====== Stored data

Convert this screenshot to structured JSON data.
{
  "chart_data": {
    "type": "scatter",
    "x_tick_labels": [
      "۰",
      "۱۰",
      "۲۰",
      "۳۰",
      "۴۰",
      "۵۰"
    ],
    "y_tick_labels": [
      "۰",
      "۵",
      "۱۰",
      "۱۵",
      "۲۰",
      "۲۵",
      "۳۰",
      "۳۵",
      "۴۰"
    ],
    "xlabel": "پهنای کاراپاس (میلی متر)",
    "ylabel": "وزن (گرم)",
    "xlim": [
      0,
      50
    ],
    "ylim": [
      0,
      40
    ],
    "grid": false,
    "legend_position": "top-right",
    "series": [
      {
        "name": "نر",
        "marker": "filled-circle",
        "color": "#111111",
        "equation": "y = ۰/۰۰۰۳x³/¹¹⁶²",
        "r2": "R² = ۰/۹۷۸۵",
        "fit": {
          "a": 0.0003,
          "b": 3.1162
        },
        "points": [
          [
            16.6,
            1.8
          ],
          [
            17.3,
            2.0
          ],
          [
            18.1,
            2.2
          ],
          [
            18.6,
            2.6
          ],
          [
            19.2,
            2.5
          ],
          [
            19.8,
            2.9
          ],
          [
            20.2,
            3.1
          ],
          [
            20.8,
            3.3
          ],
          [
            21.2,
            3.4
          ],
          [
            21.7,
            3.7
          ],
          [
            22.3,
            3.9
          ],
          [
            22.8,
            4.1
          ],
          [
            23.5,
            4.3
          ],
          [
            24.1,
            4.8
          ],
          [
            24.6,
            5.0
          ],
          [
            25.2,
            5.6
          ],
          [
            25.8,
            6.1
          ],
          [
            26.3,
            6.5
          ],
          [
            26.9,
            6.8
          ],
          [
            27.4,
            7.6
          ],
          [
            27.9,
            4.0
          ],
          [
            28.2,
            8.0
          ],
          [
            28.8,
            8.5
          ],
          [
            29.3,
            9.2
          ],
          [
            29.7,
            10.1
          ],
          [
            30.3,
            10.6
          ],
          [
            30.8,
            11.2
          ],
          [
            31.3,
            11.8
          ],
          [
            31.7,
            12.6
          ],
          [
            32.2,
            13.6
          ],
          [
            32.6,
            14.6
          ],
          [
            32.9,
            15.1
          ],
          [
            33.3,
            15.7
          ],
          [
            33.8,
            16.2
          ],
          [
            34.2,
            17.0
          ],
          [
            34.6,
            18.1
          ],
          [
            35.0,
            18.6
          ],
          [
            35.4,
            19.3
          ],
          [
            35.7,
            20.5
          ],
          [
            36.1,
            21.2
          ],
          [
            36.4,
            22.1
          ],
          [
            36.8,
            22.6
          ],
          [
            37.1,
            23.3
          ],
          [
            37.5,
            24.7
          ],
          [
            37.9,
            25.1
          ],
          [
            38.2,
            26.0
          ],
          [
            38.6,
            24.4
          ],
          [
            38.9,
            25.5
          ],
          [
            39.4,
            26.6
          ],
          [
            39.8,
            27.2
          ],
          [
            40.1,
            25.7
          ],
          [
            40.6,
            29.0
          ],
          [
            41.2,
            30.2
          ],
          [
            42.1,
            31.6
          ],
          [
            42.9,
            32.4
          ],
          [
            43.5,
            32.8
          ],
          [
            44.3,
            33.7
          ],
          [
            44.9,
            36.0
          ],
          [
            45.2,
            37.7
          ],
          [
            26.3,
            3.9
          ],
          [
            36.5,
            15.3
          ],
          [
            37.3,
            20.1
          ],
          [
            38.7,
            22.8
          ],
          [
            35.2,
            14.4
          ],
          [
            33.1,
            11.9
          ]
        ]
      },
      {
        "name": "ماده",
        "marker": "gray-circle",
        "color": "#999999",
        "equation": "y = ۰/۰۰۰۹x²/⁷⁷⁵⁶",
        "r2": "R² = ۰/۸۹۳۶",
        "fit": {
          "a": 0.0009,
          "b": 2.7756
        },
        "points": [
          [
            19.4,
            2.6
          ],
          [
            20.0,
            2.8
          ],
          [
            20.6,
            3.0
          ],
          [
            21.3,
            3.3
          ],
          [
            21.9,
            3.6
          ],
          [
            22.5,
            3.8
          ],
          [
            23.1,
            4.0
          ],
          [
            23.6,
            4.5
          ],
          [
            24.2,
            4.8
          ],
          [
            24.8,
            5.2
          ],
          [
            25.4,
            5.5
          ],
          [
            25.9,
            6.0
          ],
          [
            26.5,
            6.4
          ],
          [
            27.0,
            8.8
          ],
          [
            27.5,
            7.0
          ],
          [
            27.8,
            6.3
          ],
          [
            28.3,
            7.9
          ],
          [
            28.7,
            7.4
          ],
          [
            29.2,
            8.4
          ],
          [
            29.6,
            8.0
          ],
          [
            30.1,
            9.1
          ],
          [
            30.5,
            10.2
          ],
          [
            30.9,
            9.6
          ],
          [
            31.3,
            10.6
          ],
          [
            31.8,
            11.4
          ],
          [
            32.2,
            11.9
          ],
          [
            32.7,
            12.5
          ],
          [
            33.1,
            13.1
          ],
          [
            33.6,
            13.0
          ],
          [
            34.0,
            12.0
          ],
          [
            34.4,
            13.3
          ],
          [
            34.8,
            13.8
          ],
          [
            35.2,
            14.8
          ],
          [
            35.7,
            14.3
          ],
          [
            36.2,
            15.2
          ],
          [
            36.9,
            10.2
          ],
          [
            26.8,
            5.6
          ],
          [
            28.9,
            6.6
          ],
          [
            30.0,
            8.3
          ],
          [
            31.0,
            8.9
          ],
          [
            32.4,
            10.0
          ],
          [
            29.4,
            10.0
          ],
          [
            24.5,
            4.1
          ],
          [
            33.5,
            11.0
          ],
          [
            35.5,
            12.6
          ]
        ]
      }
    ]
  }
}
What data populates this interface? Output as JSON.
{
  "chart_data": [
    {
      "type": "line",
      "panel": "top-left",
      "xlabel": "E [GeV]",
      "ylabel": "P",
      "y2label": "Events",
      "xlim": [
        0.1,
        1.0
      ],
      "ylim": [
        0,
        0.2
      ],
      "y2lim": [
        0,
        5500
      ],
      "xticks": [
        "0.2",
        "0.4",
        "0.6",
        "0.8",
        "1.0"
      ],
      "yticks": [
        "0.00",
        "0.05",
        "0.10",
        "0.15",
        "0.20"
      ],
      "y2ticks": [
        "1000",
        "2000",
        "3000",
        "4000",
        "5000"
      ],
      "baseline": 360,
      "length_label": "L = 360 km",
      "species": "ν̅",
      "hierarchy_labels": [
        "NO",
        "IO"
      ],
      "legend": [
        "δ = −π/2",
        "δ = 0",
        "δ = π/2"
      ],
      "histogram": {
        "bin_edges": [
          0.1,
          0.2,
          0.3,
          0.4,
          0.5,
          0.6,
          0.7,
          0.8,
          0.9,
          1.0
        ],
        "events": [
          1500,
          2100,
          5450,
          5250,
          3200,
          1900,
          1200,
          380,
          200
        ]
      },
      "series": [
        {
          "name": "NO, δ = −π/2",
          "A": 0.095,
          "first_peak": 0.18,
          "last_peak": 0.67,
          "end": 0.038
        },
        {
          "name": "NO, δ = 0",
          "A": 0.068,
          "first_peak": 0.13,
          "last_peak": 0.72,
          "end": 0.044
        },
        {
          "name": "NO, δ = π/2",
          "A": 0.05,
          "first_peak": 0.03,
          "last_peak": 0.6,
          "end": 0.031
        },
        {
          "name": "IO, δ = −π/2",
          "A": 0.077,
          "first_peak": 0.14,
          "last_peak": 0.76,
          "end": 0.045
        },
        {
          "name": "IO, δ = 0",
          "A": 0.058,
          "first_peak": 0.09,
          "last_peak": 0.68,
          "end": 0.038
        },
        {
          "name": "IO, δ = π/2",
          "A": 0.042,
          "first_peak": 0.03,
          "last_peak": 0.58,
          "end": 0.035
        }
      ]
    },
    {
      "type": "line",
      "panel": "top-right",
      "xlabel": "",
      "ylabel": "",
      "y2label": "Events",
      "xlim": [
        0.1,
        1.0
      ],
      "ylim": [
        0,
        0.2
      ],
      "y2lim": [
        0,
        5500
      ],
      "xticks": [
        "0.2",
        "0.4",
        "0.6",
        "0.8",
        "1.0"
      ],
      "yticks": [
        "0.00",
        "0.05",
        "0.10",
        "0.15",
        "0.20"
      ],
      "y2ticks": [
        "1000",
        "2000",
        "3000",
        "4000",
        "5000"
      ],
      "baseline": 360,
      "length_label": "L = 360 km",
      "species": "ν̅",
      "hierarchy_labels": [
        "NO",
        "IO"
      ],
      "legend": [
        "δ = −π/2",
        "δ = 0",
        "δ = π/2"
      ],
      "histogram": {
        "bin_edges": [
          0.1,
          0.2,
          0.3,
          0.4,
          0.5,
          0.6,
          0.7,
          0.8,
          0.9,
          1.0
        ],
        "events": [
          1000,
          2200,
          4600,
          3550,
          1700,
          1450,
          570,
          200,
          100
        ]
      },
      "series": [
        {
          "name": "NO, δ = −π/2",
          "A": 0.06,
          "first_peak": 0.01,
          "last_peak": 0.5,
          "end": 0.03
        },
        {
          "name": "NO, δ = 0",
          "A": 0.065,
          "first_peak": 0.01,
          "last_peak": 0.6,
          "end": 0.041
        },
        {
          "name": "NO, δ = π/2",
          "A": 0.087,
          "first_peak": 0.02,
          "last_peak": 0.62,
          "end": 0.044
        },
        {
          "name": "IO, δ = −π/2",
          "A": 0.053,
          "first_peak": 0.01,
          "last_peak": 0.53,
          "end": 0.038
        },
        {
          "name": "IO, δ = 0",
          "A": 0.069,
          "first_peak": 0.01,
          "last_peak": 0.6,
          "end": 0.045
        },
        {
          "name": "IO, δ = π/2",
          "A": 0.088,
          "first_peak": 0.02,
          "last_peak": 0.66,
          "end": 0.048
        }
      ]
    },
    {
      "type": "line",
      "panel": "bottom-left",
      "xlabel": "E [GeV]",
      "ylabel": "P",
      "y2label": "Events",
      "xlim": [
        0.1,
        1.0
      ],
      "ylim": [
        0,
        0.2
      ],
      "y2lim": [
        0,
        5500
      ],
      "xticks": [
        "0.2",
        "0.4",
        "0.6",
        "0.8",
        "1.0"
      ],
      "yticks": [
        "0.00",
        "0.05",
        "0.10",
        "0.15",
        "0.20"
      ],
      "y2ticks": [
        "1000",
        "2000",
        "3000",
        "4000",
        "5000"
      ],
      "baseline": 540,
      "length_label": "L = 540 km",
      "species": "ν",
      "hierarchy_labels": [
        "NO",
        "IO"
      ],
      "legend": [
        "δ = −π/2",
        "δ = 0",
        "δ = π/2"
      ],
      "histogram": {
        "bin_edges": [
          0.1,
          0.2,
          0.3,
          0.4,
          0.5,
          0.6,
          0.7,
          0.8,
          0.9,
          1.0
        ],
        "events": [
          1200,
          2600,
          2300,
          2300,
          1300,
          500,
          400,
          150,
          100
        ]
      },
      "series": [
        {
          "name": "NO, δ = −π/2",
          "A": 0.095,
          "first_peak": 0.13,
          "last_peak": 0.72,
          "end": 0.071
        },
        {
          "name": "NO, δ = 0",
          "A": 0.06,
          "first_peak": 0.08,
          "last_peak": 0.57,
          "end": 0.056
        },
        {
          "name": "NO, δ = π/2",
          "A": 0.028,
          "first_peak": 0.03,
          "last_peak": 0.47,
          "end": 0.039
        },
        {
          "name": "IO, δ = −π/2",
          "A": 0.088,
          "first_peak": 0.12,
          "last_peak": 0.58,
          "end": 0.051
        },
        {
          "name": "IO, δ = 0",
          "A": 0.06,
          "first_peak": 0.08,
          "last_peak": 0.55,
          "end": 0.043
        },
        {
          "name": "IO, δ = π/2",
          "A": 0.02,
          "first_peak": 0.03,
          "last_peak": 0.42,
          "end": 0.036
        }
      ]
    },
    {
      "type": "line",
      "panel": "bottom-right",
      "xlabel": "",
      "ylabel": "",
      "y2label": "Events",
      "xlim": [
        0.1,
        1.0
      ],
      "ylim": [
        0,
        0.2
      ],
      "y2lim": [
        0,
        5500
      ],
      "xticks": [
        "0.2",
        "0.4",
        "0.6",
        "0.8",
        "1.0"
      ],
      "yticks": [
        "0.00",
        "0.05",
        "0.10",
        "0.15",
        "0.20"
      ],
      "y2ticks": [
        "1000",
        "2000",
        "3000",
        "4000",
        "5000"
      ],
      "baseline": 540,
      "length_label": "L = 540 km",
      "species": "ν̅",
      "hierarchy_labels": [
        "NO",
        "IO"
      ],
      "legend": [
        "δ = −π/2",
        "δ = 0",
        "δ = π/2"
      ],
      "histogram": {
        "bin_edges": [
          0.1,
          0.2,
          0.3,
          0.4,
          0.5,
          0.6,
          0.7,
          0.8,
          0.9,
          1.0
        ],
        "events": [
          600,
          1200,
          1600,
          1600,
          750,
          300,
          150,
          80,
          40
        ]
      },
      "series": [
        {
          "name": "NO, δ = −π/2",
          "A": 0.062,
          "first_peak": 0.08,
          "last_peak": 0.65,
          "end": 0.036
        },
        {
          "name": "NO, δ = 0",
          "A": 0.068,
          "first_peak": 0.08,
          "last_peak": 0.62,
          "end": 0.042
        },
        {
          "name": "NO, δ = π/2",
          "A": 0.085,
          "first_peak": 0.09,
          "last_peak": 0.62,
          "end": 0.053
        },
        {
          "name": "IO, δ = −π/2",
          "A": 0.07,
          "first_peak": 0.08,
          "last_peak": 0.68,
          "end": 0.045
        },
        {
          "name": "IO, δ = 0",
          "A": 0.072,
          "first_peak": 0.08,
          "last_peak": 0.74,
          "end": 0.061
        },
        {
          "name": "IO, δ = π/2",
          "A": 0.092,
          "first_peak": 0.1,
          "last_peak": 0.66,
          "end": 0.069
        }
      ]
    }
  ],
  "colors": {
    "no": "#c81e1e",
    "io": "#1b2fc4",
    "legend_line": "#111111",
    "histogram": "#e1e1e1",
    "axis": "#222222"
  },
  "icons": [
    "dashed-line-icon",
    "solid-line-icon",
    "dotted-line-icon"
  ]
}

============

Problem to solve
Report the number of lines in the listing where the string "right" appears, and nothing besides.

The output
3